> EXERCISE INPUTS
....
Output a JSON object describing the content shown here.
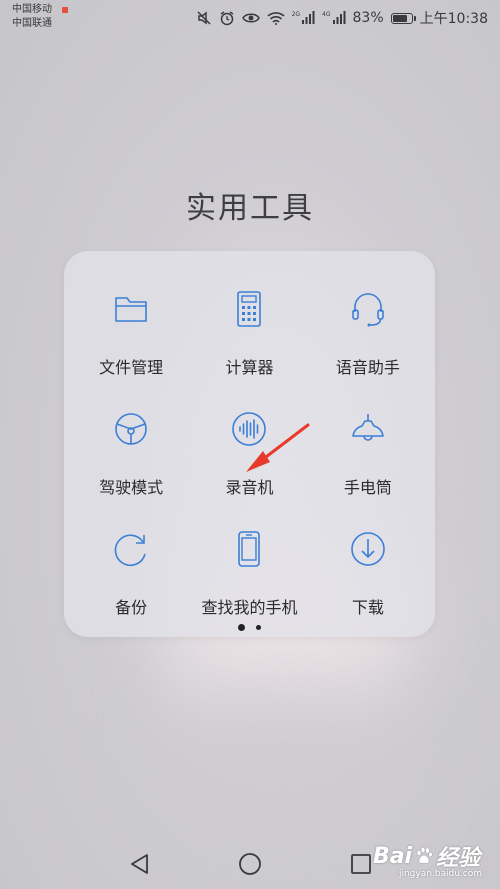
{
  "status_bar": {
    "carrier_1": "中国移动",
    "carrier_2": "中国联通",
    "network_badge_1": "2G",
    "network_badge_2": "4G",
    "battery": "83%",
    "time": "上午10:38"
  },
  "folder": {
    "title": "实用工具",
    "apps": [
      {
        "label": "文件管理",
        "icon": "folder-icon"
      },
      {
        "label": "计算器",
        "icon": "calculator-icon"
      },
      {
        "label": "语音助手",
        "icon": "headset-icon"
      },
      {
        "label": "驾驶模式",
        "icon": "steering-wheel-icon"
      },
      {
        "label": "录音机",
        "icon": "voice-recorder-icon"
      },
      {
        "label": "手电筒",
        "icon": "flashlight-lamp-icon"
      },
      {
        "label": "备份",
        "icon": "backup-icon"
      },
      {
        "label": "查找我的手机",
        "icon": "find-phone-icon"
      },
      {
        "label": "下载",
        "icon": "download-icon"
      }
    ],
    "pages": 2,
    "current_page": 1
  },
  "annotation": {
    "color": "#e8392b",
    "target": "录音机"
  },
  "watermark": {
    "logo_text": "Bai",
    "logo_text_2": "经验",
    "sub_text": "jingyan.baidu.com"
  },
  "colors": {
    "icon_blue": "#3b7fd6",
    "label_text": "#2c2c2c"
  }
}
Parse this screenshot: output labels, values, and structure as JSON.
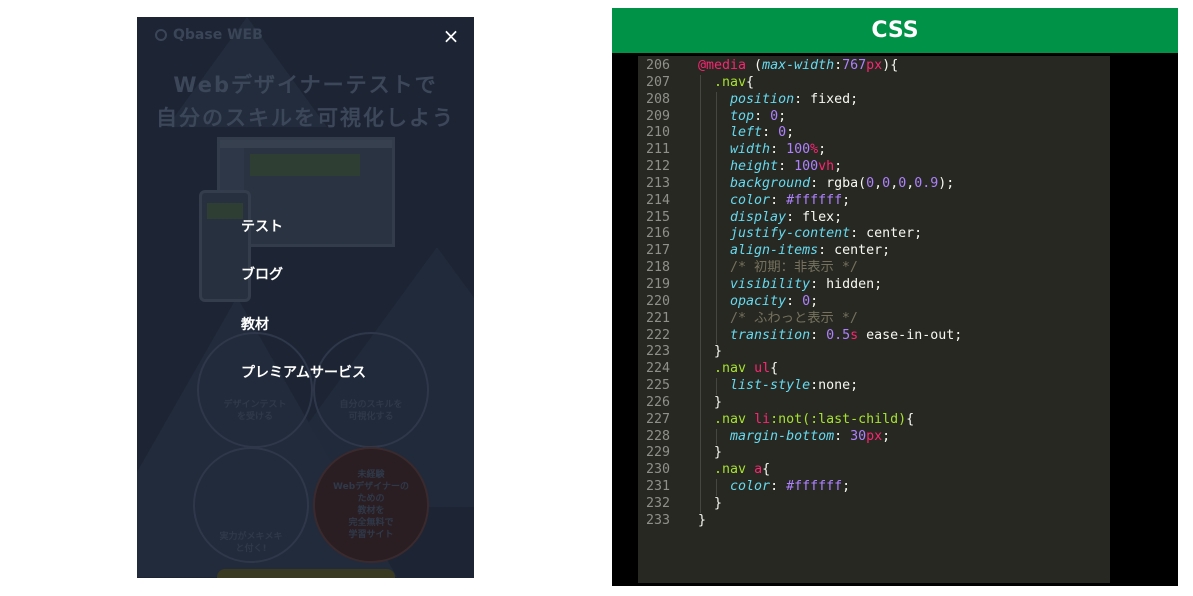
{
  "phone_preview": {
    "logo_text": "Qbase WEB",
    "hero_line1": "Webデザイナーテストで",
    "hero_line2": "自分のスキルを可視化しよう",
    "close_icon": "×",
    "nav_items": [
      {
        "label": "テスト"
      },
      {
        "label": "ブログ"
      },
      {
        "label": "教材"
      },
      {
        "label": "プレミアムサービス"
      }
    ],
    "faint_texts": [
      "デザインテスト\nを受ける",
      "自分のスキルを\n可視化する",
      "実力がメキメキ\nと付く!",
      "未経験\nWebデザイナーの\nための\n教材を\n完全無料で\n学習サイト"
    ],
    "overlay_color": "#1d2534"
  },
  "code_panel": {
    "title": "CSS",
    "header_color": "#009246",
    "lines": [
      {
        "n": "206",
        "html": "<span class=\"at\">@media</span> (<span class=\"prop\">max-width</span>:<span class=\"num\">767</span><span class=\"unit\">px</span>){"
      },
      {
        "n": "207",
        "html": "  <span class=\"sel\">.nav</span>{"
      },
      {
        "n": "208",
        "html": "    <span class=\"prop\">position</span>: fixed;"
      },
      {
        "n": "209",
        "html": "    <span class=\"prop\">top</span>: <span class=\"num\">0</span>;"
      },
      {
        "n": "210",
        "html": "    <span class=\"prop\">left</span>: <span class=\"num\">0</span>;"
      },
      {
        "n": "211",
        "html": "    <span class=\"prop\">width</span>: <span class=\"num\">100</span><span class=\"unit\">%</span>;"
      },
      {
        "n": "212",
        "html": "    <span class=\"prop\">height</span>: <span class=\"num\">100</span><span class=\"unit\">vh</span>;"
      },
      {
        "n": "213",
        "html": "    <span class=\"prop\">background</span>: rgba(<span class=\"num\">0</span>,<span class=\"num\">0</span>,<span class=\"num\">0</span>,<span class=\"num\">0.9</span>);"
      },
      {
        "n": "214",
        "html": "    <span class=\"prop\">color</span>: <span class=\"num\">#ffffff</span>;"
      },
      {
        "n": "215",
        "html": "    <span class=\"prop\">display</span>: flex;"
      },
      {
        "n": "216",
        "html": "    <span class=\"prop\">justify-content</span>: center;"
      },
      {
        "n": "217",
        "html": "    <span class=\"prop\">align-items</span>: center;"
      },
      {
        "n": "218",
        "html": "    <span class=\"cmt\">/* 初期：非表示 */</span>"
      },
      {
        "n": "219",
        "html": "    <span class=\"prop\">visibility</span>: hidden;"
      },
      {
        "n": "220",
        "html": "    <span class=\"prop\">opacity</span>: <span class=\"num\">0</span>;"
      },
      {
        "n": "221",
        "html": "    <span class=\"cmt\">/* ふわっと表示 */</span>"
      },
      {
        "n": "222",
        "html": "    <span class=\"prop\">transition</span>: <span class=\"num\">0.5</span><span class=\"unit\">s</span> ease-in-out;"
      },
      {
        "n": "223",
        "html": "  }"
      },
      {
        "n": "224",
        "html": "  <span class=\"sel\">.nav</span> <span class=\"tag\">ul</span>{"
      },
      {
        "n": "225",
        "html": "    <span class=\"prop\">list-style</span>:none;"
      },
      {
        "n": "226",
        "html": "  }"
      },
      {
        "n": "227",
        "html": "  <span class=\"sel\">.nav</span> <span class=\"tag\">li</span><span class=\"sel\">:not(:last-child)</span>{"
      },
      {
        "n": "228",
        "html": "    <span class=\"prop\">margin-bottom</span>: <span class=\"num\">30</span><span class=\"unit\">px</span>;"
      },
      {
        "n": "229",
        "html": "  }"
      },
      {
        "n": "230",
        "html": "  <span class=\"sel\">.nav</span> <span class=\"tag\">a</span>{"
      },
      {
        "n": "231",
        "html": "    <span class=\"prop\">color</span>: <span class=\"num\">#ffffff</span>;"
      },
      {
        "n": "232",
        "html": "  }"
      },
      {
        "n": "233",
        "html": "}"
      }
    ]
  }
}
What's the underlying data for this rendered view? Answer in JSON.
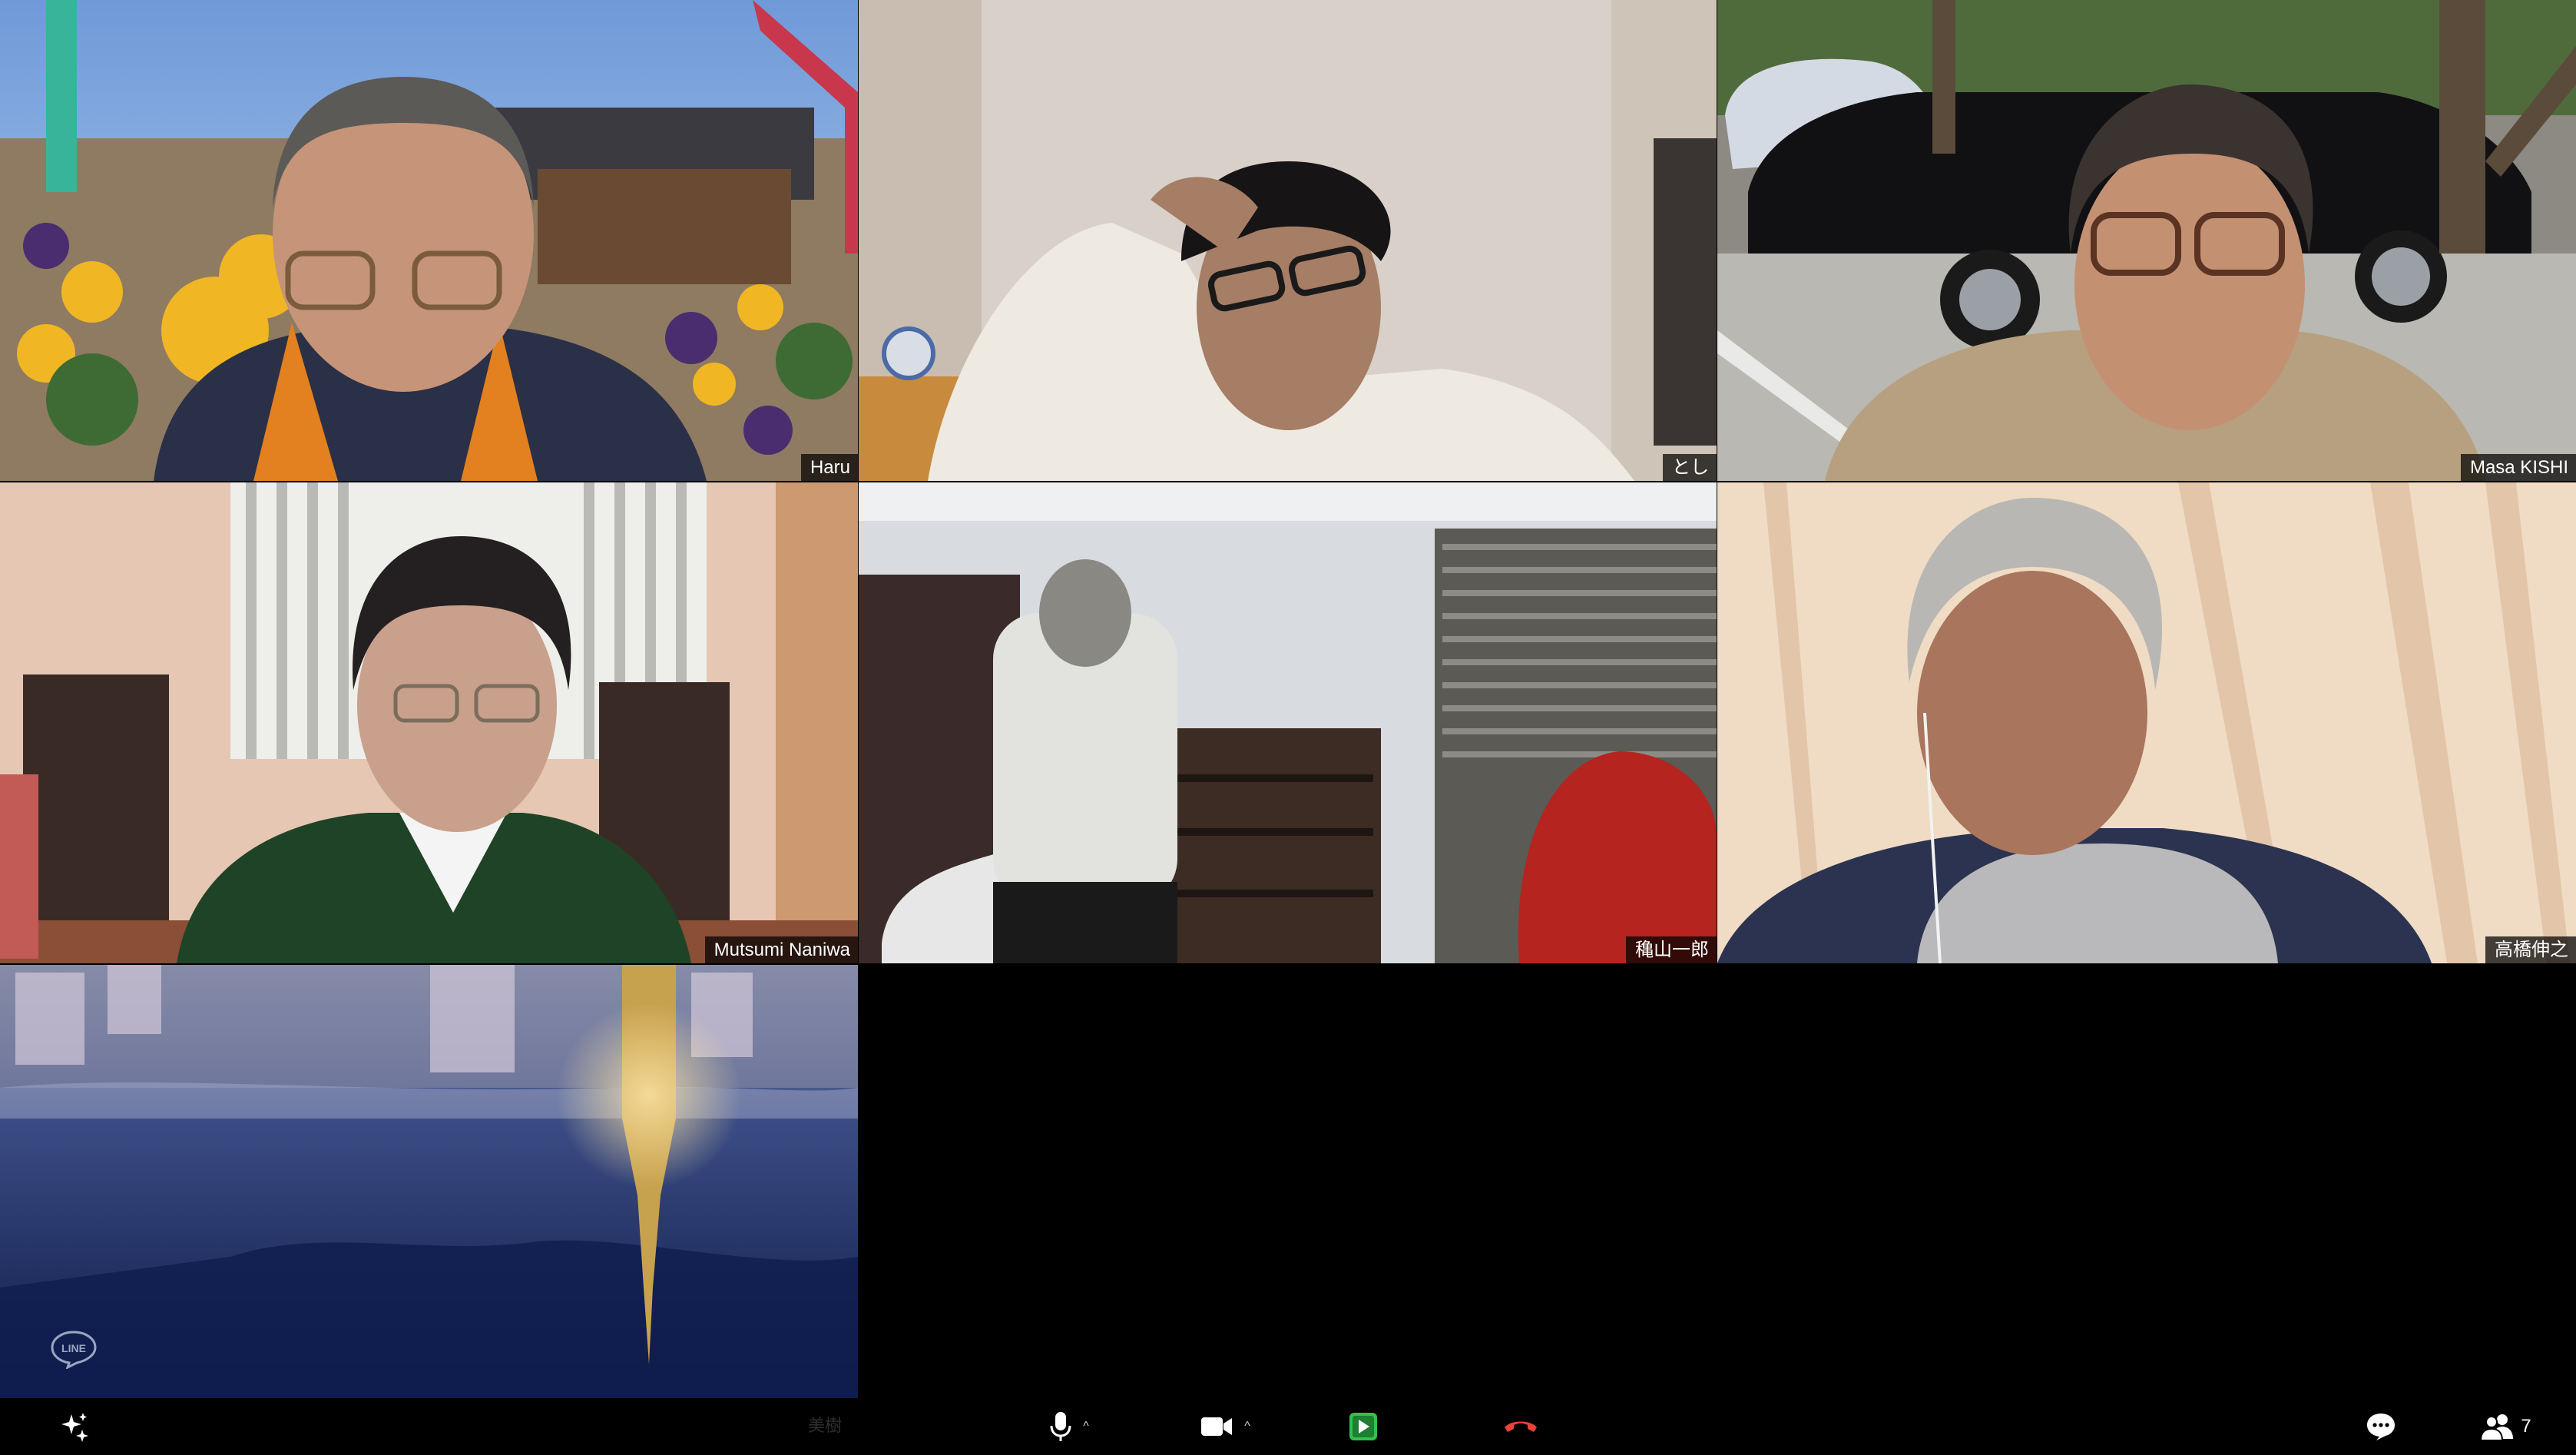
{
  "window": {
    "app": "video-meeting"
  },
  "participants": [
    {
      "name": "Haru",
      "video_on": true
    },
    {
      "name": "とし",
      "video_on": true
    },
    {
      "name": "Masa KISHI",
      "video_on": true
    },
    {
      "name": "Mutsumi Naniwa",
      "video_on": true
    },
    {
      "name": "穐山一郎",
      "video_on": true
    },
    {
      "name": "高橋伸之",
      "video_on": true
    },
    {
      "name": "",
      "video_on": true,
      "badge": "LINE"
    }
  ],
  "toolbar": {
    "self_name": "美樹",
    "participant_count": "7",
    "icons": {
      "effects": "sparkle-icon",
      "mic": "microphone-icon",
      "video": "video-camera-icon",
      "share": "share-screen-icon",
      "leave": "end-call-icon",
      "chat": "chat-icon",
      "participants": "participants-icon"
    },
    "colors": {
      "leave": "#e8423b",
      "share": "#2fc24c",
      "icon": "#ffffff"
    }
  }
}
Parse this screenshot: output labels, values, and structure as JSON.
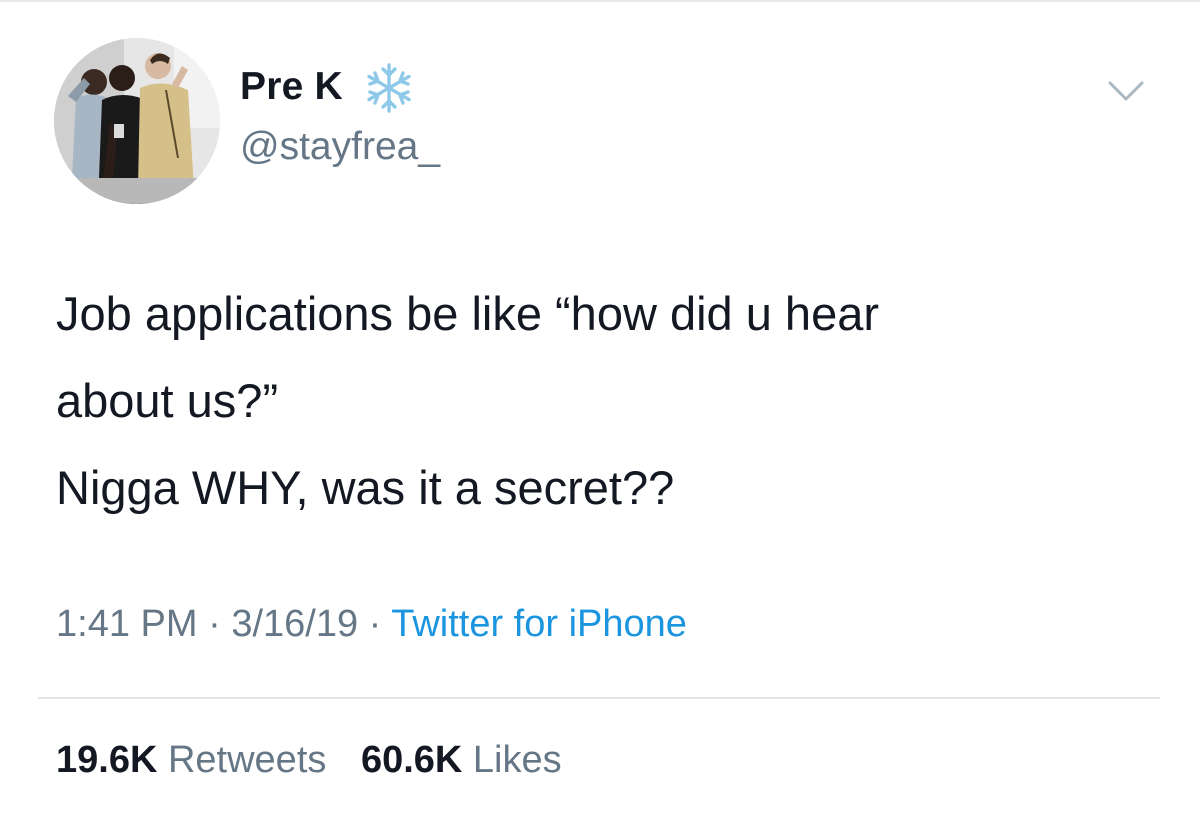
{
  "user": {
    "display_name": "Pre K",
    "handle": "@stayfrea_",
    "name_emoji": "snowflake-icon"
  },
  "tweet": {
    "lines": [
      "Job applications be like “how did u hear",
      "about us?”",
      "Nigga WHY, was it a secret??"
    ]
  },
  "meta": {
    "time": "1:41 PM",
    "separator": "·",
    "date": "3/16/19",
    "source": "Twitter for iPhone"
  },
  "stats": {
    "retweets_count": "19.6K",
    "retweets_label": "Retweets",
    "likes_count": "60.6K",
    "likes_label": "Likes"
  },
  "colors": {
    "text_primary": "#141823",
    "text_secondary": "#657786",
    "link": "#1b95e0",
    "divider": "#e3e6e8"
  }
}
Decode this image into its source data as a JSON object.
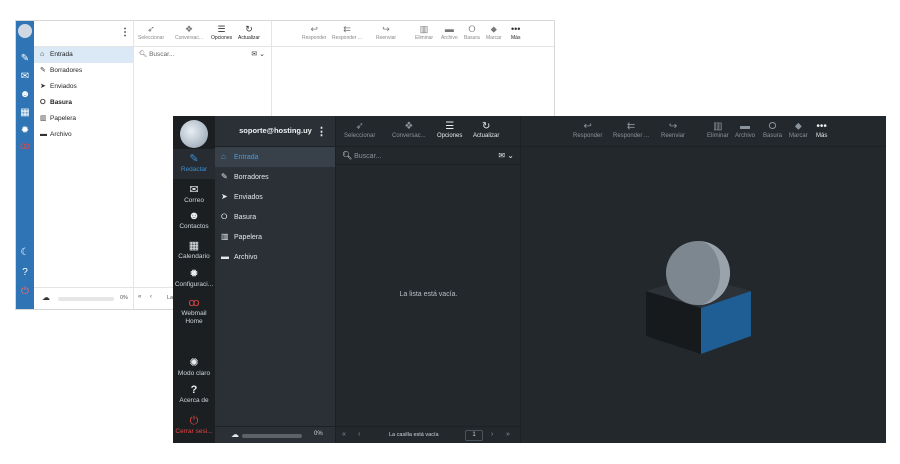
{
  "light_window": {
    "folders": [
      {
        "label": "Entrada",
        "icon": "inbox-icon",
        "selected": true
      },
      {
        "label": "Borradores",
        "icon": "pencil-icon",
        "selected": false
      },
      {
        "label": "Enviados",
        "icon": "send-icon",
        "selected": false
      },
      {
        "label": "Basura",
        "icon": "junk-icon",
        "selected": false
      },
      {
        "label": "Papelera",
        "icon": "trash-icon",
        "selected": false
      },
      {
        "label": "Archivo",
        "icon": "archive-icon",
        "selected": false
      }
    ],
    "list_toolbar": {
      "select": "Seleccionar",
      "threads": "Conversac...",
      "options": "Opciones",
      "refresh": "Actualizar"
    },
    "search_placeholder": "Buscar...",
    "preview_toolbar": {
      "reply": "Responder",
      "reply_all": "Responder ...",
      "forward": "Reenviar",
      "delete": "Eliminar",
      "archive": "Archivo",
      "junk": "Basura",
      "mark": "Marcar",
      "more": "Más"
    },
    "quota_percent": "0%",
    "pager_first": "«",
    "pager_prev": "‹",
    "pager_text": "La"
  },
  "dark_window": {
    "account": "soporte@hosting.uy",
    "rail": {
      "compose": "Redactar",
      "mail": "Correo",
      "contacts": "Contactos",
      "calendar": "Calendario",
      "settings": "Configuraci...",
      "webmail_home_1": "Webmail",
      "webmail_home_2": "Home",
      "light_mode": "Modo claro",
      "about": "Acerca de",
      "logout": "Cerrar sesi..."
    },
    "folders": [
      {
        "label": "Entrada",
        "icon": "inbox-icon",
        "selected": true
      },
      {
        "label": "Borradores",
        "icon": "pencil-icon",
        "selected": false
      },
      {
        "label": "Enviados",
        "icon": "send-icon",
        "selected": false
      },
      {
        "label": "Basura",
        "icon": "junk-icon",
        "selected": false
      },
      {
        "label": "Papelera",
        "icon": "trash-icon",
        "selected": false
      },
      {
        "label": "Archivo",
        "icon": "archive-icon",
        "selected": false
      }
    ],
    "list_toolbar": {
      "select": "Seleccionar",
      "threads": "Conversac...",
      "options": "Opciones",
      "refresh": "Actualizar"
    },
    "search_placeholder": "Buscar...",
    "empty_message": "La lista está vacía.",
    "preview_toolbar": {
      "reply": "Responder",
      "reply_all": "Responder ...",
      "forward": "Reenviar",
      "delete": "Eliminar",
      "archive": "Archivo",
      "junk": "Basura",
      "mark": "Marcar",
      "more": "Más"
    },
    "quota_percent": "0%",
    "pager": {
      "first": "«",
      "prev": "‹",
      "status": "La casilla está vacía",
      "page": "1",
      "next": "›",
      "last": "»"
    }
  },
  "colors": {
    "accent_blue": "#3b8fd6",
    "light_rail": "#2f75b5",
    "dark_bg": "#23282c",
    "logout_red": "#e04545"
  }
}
....
> STATED EXERCISE
State only the count of lines above that hold the string "source".

> SOLUTION TO THE EXERCISE
2